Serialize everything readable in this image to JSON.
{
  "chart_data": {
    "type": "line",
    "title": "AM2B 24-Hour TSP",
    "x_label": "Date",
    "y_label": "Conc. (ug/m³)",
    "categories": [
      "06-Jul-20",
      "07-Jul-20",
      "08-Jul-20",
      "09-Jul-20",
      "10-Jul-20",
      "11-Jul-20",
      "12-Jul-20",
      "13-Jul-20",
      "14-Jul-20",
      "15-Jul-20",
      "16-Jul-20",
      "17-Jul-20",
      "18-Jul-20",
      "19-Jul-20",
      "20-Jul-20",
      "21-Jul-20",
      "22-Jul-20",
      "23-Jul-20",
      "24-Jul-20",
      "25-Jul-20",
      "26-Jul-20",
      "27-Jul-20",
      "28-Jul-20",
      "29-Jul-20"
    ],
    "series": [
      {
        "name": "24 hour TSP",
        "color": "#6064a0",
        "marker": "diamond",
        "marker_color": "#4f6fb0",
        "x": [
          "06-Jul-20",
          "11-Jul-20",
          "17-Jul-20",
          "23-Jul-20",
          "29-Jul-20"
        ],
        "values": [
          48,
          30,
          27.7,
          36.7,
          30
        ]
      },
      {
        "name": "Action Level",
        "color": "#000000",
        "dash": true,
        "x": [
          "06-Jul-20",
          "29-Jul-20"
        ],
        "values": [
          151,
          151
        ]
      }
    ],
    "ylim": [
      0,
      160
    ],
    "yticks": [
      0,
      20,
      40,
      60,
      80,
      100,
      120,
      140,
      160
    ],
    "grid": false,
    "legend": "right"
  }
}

* _Objective_:
Write out all the entries exactly.

* _Finished task_:
Serialize everything readable in this image to JSON.
{
  "chart_data": {
    "type": "line",
    "title": "AM2B 24-Hour TSP",
    "x_label": "Date",
    "y_label": "Conc. (ug/m³)",
    "categories": [
      "06-Jul-20",
      "07-Jul-20",
      "08-Jul-20",
      "09-Jul-20",
      "10-Jul-20",
      "11-Jul-20",
      "12-Jul-20",
      "13-Jul-20",
      "14-Jul-20",
      "15-Jul-20",
      "16-Jul-20",
      "17-Jul-20",
      "18-Jul-20",
      "19-Jul-20",
      "20-Jul-20",
      "21-Jul-20",
      "22-Jul-20",
      "23-Jul-20",
      "24-Jul-20",
      "25-Jul-20",
      "26-Jul-20",
      "27-Jul-20",
      "28-Jul-20",
      "29-Jul-20"
    ],
    "series": [
      {
        "name": "24 hour TSP",
        "color": "#6064a0",
        "marker": "diamond",
        "marker_color": "#4f6fb0",
        "x": [
          "06-Jul-20",
          "11-Jul-20",
          "17-Jul-20",
          "23-Jul-20",
          "29-Jul-20"
        ],
        "values": [
          48,
          30,
          27.7,
          36.7,
          30
        ]
      },
      {
        "name": "Action Level",
        "color": "#000000",
        "dash": true,
        "x": [
          "06-Jul-20",
          "29-Jul-20"
        ],
        "values": [
          151,
          151
        ]
      }
    ],
    "ylim": [
      0,
      160
    ],
    "yticks": [
      0,
      20,
      40,
      60,
      80,
      100,
      120,
      140,
      160
    ],
    "grid": false,
    "legend": "right"
  }
}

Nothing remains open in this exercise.